= EXERCISE =
Search the data below for the string "space". Extract every line that contains it.

= INFORMATION SUPPLIED =
## START

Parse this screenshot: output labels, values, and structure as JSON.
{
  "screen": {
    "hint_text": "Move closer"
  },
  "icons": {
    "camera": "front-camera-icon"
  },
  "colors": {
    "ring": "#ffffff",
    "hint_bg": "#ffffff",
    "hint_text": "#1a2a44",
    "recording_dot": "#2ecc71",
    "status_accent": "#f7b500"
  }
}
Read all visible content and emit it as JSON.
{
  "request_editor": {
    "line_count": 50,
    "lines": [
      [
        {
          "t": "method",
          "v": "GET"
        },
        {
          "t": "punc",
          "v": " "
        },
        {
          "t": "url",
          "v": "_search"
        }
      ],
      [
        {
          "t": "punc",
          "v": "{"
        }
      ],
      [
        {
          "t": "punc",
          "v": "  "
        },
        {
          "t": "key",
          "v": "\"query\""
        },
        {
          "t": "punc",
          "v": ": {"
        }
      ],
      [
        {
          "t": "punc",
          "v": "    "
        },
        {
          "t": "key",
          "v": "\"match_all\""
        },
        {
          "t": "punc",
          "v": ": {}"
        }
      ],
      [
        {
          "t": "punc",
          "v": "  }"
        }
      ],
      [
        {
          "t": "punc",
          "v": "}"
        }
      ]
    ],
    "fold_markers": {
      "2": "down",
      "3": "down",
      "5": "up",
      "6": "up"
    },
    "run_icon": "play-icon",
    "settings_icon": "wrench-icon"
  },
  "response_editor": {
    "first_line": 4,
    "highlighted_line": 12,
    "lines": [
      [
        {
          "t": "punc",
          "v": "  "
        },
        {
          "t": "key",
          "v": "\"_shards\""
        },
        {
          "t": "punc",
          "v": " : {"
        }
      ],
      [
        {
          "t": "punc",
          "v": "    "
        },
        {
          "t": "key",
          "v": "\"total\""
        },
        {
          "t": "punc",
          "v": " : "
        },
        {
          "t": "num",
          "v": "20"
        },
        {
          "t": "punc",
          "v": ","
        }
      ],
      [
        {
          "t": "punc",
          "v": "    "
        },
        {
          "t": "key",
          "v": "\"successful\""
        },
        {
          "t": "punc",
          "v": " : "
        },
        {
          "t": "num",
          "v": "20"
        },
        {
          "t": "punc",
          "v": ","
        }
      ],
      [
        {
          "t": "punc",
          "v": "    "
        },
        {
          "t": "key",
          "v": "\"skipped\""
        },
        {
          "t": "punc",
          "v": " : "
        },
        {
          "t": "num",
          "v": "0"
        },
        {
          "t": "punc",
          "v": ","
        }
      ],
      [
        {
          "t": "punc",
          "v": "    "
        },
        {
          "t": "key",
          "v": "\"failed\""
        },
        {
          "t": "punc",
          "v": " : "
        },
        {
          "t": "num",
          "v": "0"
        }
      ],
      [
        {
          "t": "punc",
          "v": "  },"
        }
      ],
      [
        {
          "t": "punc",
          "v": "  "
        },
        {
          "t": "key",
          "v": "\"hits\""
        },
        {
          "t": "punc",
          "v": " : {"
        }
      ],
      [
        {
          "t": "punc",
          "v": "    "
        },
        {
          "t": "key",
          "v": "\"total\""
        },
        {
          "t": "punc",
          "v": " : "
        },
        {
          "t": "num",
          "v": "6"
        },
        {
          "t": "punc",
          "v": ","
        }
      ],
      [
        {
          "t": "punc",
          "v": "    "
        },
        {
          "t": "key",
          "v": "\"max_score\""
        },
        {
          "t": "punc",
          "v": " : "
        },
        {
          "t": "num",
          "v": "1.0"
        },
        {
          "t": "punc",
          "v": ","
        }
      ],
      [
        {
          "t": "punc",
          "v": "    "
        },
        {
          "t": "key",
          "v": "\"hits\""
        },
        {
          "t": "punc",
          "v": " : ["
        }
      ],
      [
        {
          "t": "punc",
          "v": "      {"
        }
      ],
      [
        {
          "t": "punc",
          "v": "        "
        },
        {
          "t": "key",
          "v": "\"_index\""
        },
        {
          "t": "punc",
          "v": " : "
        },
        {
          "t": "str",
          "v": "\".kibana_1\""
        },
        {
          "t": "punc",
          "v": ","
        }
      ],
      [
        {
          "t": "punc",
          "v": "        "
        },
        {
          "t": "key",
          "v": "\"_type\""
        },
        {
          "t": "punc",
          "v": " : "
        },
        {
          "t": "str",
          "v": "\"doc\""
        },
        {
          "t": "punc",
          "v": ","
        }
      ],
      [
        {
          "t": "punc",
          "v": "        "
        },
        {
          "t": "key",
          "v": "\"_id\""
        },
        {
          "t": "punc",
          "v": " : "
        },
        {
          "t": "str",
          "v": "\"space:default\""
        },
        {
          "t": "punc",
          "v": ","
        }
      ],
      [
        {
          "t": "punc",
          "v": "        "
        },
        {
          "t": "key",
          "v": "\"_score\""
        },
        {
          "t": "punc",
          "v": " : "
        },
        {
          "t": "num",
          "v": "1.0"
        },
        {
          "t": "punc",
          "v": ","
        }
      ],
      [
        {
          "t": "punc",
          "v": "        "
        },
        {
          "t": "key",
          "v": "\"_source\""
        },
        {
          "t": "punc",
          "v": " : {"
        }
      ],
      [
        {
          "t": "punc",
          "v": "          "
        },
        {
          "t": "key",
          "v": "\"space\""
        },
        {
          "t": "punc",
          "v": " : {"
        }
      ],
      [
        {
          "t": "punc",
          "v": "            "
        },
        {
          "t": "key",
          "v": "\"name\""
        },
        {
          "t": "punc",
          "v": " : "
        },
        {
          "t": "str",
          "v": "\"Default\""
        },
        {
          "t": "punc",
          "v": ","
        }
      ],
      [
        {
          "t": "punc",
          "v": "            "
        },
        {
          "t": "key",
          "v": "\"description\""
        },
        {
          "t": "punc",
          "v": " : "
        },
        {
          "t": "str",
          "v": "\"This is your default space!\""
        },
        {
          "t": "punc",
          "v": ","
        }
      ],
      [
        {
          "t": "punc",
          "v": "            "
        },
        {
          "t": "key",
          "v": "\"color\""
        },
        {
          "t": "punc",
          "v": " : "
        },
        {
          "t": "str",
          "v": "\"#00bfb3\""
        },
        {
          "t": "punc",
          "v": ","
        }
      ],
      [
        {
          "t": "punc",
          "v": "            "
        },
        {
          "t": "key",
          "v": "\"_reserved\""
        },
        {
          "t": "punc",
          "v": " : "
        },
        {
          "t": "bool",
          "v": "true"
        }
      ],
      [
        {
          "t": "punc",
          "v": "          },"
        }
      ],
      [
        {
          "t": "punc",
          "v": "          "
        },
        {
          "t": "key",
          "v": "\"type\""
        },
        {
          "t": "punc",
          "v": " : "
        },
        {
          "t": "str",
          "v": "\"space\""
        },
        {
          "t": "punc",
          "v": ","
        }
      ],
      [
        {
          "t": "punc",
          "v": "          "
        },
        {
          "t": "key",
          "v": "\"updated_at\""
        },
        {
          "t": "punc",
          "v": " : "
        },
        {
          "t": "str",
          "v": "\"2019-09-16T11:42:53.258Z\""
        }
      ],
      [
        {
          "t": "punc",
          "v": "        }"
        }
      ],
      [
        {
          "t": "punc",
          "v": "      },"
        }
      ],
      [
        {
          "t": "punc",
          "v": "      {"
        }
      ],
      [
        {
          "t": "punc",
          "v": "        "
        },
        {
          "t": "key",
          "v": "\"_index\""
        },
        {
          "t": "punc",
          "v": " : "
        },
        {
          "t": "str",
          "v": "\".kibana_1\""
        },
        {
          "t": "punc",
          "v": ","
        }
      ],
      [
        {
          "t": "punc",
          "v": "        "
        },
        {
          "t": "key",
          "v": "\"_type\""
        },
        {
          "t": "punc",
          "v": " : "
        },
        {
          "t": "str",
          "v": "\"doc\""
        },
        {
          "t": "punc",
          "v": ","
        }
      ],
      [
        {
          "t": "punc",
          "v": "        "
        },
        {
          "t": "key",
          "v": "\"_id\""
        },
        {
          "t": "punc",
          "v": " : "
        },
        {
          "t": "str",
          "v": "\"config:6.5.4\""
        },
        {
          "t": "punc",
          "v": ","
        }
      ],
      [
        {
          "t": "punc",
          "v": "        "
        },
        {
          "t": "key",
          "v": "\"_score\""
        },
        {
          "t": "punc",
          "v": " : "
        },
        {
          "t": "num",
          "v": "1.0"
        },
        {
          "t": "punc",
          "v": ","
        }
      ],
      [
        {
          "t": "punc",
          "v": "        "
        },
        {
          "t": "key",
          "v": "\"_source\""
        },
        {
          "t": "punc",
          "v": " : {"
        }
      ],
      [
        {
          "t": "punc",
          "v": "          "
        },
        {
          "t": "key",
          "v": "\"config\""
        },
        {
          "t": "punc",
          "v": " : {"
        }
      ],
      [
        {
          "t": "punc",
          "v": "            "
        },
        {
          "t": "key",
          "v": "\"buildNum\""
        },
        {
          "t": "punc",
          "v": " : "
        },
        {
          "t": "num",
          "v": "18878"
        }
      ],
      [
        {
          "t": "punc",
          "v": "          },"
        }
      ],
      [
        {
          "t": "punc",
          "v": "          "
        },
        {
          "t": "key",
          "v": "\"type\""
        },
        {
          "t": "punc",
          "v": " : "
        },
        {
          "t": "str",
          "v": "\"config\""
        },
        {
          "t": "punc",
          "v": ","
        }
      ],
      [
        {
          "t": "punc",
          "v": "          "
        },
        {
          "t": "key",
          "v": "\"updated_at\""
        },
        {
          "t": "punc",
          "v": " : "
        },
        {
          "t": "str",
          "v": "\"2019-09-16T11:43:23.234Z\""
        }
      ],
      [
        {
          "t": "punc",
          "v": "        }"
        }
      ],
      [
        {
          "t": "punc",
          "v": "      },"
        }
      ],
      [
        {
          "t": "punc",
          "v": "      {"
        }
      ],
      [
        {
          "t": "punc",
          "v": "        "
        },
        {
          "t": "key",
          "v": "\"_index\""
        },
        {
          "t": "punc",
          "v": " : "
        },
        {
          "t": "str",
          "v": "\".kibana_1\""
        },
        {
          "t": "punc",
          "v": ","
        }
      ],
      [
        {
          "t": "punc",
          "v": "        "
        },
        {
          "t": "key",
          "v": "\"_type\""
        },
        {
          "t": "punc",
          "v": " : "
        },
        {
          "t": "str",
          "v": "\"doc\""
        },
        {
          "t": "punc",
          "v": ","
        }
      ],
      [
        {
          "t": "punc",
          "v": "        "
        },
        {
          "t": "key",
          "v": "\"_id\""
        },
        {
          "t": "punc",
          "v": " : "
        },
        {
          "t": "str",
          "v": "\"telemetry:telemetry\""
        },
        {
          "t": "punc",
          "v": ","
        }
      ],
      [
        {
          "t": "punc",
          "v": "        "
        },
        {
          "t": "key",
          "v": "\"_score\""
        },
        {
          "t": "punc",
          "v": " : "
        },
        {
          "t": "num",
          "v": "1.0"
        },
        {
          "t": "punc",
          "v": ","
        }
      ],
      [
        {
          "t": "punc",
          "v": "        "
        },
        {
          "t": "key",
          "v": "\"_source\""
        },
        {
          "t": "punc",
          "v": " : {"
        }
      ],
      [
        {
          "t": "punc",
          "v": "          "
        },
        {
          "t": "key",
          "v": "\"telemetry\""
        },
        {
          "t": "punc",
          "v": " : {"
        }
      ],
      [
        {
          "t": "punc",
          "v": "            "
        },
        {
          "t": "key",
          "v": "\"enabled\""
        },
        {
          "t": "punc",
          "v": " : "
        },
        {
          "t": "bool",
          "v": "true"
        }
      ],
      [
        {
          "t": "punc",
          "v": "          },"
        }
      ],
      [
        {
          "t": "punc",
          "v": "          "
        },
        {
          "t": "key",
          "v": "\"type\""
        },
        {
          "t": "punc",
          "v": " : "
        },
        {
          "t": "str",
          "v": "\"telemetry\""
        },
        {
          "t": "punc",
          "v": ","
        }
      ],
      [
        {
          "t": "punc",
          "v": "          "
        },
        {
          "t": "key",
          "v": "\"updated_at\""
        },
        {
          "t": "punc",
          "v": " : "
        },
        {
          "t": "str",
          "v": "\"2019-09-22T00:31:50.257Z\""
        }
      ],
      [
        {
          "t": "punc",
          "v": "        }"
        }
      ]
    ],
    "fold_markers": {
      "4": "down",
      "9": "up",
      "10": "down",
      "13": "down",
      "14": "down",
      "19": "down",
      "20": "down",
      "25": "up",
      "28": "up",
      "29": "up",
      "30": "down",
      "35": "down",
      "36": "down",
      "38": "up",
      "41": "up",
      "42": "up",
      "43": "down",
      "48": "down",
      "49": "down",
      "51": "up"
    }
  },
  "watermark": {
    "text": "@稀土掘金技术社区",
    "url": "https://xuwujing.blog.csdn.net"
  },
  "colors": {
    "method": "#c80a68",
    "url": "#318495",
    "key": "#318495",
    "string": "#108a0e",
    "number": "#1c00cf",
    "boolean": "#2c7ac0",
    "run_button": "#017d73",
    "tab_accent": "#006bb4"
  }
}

## END

= ANSWER IN FULL =
          "v": "\"space:default\""
          "v": "\"space\""
          "v": "\"This is your default space!\""
          "v": "\"space\""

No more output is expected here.